Work instructions: Below is a listing; reproduce each line of it exactly.

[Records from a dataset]
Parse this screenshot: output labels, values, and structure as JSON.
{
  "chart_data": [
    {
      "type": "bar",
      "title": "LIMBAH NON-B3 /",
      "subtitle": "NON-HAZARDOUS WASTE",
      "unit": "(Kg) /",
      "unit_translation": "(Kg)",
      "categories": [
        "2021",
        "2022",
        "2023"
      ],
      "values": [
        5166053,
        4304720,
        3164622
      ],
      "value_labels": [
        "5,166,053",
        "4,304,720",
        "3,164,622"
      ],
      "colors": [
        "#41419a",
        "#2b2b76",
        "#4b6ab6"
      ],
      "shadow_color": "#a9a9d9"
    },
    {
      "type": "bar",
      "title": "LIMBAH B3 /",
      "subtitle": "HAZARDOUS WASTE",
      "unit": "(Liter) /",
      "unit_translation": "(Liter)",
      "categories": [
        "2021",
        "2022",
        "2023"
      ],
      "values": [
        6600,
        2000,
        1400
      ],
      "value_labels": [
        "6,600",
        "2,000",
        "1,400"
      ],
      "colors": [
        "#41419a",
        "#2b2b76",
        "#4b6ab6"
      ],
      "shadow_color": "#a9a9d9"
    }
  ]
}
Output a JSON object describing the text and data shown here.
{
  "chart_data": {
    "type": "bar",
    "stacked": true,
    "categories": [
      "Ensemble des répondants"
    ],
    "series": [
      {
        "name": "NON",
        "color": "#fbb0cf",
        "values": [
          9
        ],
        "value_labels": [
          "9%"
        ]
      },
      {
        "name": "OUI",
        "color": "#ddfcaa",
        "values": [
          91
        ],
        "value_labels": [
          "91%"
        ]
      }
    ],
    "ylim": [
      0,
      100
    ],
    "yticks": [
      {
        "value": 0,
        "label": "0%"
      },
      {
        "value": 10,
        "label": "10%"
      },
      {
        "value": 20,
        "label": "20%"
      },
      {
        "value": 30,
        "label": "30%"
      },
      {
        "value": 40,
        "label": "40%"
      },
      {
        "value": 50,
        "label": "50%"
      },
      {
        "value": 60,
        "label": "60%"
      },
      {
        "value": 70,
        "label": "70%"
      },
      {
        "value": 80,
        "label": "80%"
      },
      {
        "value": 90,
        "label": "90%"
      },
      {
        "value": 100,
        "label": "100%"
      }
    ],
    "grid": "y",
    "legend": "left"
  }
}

Answer below:
Parse this screenshot: output labels, values, and structure as JSON.
{
  "chart_data": [
    {
      "type": "bar",
      "title": "LIMBAH NON-B3 /",
      "subtitle": "NON-HAZARDOUS WASTE",
      "unit": "(Kg) /",
      "unit_translation": "(Kg)",
      "categories": [
        "2021",
        "2022",
        "2023"
      ],
      "values": [
        5166053,
        4304720,
        3164622
      ],
      "value_labels": [
        "5,166,053",
        "4,304,720",
        "3,164,622"
      ],
      "colors": [
        "#41419a",
        "#2b2b76",
        "#4b6ab6"
      ],
      "shadow_color": "#a9a9d9"
    },
    {
      "type": "bar",
      "title": "LIMBAH B3 /",
      "subtitle": "HAZARDOUS WASTE",
      "unit": "(Liter) /",
      "unit_translation": "(Liter)",
      "categories": [
        "2021",
        "2022",
        "2023"
      ],
      "values": [
        6600,
        2000,
        1400
      ],
      "value_labels": [
        "6,600",
        "2,000",
        "1,400"
      ],
      "colors": [
        "#41419a",
        "#2b2b76",
        "#4b6ab6"
      ],
      "shadow_color": "#a9a9d9"
    }
  ]
}
Output a JSON object describing the text and data shown here.
{
  "chart_data": {
    "type": "bar",
    "stacked": true,
    "categories": [
      "Ensemble des répondants"
    ],
    "series": [
      {
        "name": "NON",
        "color": "#fbb0cf",
        "values": [
          9
        ],
        "value_labels": [
          "9%"
        ]
      },
      {
        "name": "OUI",
        "color": "#ddfcaa",
        "values": [
          91
        ],
        "value_labels": [
          "91%"
        ]
      }
    ],
    "ylim": [
      0,
      100
    ],
    "yticks": [
      {
        "value": 0,
        "label": "0%"
      },
      {
        "value": 10,
        "label": "10%"
      },
      {
        "value": 20,
        "label": "20%"
      },
      {
        "value": 30,
        "label": "30%"
      },
      {
        "value": 40,
        "label": "40%"
      },
      {
        "value": 50,
        "label": "50%"
      },
      {
        "value": 60,
        "label": "60%"
      },
      {
        "value": 70,
        "label": "70%"
      },
      {
        "value": 80,
        "label": "80%"
      },
      {
        "value": 90,
        "label": "90%"
      },
      {
        "value": 100,
        "label": "100%"
      }
    ],
    "grid": "y",
    "legend": "left"
  }
}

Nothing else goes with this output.